== Your task ==
Below are some records; retype all of them exactly.

Entries from a dataset
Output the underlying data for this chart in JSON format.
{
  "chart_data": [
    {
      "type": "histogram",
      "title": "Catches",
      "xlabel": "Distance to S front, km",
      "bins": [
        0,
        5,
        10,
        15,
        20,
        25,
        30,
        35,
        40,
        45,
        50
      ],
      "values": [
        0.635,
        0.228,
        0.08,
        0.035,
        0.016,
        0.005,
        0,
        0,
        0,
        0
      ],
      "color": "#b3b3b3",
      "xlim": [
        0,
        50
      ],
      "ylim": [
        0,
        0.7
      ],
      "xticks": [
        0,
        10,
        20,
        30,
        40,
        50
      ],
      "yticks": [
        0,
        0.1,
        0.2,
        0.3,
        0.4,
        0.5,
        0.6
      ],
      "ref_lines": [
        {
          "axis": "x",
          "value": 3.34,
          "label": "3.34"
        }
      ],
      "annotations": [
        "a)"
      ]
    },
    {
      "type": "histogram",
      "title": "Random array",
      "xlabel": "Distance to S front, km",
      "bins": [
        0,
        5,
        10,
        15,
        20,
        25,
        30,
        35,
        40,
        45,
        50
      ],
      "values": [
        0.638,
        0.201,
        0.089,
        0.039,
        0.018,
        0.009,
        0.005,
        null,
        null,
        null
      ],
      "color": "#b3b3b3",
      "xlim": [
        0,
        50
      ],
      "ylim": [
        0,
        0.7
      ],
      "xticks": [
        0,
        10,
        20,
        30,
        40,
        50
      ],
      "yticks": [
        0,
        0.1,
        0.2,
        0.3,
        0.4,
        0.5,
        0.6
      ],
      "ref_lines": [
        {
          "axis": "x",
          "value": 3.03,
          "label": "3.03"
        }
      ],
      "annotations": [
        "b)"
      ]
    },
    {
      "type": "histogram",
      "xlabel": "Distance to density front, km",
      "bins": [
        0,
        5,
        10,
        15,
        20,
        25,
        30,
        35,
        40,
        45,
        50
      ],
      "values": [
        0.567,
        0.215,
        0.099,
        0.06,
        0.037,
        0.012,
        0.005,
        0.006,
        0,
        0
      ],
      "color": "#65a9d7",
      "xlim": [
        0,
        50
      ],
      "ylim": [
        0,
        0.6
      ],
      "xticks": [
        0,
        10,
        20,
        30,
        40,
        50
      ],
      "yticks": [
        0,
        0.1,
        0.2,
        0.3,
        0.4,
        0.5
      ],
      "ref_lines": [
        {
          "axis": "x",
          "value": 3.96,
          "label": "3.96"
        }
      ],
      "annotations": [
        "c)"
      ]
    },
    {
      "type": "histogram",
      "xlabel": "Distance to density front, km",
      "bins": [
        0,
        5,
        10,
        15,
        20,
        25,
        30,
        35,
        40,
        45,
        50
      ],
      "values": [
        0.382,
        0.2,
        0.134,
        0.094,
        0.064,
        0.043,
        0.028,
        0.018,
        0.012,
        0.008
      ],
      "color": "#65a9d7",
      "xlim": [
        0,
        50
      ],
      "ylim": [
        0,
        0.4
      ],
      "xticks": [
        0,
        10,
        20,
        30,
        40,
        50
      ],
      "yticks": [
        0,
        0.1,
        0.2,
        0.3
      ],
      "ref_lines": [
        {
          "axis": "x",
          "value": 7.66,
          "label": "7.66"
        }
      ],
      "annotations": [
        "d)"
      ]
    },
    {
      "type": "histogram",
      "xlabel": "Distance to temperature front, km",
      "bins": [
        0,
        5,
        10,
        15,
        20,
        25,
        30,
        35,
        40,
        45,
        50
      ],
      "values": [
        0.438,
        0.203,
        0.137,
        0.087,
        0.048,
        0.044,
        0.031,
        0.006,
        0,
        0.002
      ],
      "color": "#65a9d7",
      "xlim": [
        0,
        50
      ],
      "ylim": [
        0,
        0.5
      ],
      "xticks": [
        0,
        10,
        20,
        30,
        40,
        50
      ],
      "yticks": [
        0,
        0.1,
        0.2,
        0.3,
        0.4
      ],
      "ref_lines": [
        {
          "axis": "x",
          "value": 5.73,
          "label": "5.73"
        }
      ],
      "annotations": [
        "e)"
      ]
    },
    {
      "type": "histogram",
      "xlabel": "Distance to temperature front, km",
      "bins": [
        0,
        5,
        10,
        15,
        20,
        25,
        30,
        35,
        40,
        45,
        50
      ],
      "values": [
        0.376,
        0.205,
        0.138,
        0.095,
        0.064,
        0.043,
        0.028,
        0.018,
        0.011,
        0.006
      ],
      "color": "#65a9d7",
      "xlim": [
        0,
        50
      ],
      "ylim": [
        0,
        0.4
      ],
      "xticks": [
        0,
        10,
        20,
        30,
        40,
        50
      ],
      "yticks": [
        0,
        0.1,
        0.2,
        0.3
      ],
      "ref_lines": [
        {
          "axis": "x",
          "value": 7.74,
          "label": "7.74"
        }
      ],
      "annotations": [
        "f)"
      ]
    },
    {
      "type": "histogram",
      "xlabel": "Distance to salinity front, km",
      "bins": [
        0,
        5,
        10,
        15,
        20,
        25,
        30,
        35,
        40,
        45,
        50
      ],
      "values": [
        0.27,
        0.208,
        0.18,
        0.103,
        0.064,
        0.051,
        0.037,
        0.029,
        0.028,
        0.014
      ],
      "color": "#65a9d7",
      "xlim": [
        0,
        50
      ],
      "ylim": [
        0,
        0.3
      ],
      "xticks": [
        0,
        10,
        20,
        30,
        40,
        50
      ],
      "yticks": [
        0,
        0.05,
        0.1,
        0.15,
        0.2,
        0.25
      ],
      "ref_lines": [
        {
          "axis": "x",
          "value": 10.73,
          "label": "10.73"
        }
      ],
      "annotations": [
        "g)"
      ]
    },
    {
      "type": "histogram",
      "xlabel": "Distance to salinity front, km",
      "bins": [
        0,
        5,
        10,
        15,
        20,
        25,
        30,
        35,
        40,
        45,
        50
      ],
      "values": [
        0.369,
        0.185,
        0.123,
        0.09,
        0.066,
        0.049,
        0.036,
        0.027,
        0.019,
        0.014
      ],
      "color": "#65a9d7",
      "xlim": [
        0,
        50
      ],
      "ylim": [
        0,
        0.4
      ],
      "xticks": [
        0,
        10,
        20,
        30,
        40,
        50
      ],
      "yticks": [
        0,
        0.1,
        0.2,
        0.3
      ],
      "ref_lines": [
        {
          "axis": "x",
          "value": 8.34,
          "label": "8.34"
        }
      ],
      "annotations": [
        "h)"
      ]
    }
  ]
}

== Final result ==
Output the underlying data for this chart in JSON format.
{
  "chart_data": [
    {
      "type": "histogram",
      "title": "Catches",
      "xlabel": "Distance to S front, km",
      "bins": [
        0,
        5,
        10,
        15,
        20,
        25,
        30,
        35,
        40,
        45,
        50
      ],
      "values": [
        0.635,
        0.228,
        0.08,
        0.035,
        0.016,
        0.005,
        0,
        0,
        0,
        0
      ],
      "color": "#b3b3b3",
      "xlim": [
        0,
        50
      ],
      "ylim": [
        0,
        0.7
      ],
      "xticks": [
        0,
        10,
        20,
        30,
        40,
        50
      ],
      "yticks": [
        0,
        0.1,
        0.2,
        0.3,
        0.4,
        0.5,
        0.6
      ],
      "ref_lines": [
        {
          "axis": "x",
          "value": 3.34,
          "label": "3.34"
        }
      ],
      "annotations": [
        "a)"
      ]
    },
    {
      "type": "histogram",
      "title": "Random array",
      "xlabel": "Distance to S front, km",
      "bins": [
        0,
        5,
        10,
        15,
        20,
        25,
        30,
        35,
        40,
        45,
        50
      ],
      "values": [
        0.638,
        0.201,
        0.089,
        0.039,
        0.018,
        0.009,
        0.005,
        null,
        null,
        null
      ],
      "color": "#b3b3b3",
      "xlim": [
        0,
        50
      ],
      "ylim": [
        0,
        0.7
      ],
      "xticks": [
        0,
        10,
        20,
        30,
        40,
        50
      ],
      "yticks": [
        0,
        0.1,
        0.2,
        0.3,
        0.4,
        0.5,
        0.6
      ],
      "ref_lines": [
        {
          "axis": "x",
          "value": 3.03,
          "label": "3.03"
        }
      ],
      "annotations": [
        "b)"
      ]
    },
    {
      "type": "histogram",
      "xlabel": "Distance to density front, km",
      "bins": [
        0,
        5,
        10,
        15,
        20,
        25,
        30,
        35,
        40,
        45,
        50
      ],
      "values": [
        0.567,
        0.215,
        0.099,
        0.06,
        0.037,
        0.012,
        0.005,
        0.006,
        0,
        0
      ],
      "color": "#65a9d7",
      "xlim": [
        0,
        50
      ],
      "ylim": [
        0,
        0.6
      ],
      "xticks": [
        0,
        10,
        20,
        30,
        40,
        50
      ],
      "yticks": [
        0,
        0.1,
        0.2,
        0.3,
        0.4,
        0.5
      ],
      "ref_lines": [
        {
          "axis": "x",
          "value": 3.96,
          "label": "3.96"
        }
      ],
      "annotations": [
        "c)"
      ]
    },
    {
      "type": "histogram",
      "xlabel": "Distance to density front, km",
      "bins": [
        0,
        5,
        10,
        15,
        20,
        25,
        30,
        35,
        40,
        45,
        50
      ],
      "values": [
        0.382,
        0.2,
        0.134,
        0.094,
        0.064,
        0.043,
        0.028,
        0.018,
        0.012,
        0.008
      ],
      "color": "#65a9d7",
      "xlim": [
        0,
        50
      ],
      "ylim": [
        0,
        0.4
      ],
      "xticks": [
        0,
        10,
        20,
        30,
        40,
        50
      ],
      "yticks": [
        0,
        0.1,
        0.2,
        0.3
      ],
      "ref_lines": [
        {
          "axis": "x",
          "value": 7.66,
          "label": "7.66"
        }
      ],
      "annotations": [
        "d)"
      ]
    },
    {
      "type": "histogram",
      "xlabel": "Distance to temperature front, km",
      "bins": [
        0,
        5,
        10,
        15,
        20,
        25,
        30,
        35,
        40,
        45,
        50
      ],
      "values": [
        0.438,
        0.203,
        0.137,
        0.087,
        0.048,
        0.044,
        0.031,
        0.006,
        0,
        0.002
      ],
      "color": "#65a9d7",
      "xlim": [
        0,
        50
      ],
      "ylim": [
        0,
        0.5
      ],
      "xticks": [
        0,
        10,
        20,
        30,
        40,
        50
      ],
      "yticks": [
        0,
        0.1,
        0.2,
        0.3,
        0.4
      ],
      "ref_lines": [
        {
          "axis": "x",
          "value": 5.73,
          "label": "5.73"
        }
      ],
      "annotations": [
        "e)"
      ]
    },
    {
      "type": "histogram",
      "xlabel": "Distance to temperature front, km",
      "bins": [
        0,
        5,
        10,
        15,
        20,
        25,
        30,
        35,
        40,
        45,
        50
      ],
      "values": [
        0.376,
        0.205,
        0.138,
        0.095,
        0.064,
        0.043,
        0.028,
        0.018,
        0.011,
        0.006
      ],
      "color": "#65a9d7",
      "xlim": [
        0,
        50
      ],
      "ylim": [
        0,
        0.4
      ],
      "xticks": [
        0,
        10,
        20,
        30,
        40,
        50
      ],
      "yticks": [
        0,
        0.1,
        0.2,
        0.3
      ],
      "ref_lines": [
        {
          "axis": "x",
          "value": 7.74,
          "label": "7.74"
        }
      ],
      "annotations": [
        "f)"
      ]
    },
    {
      "type": "histogram",
      "xlabel": "Distance to salinity front, km",
      "bins": [
        0,
        5,
        10,
        15,
        20,
        25,
        30,
        35,
        40,
        45,
        50
      ],
      "values": [
        0.27,
        0.208,
        0.18,
        0.103,
        0.064,
        0.051,
        0.037,
        0.029,
        0.028,
        0.014
      ],
      "color": "#65a9d7",
      "xlim": [
        0,
        50
      ],
      "ylim": [
        0,
        0.3
      ],
      "xticks": [
        0,
        10,
        20,
        30,
        40,
        50
      ],
      "yticks": [
        0,
        0.05,
        0.1,
        0.15,
        0.2,
        0.25
      ],
      "ref_lines": [
        {
          "axis": "x",
          "value": 10.73,
          "label": "10.73"
        }
      ],
      "annotations": [
        "g)"
      ]
    },
    {
      "type": "histogram",
      "xlabel": "Distance to salinity front, km",
      "bins": [
        0,
        5,
        10,
        15,
        20,
        25,
        30,
        35,
        40,
        45,
        50
      ],
      "values": [
        0.369,
        0.185,
        0.123,
        0.09,
        0.066,
        0.049,
        0.036,
        0.027,
        0.019,
        0.014
      ],
      "color": "#65a9d7",
      "xlim": [
        0,
        50
      ],
      "ylim": [
        0,
        0.4
      ],
      "xticks": [
        0,
        10,
        20,
        30,
        40,
        50
      ],
      "yticks": [
        0,
        0.1,
        0.2,
        0.3
      ],
      "ref_lines": [
        {
          "axis": "x",
          "value": 8.34,
          "label": "8.34"
        }
      ],
      "annotations": [
        "h)"
      ]
    }
  ]
}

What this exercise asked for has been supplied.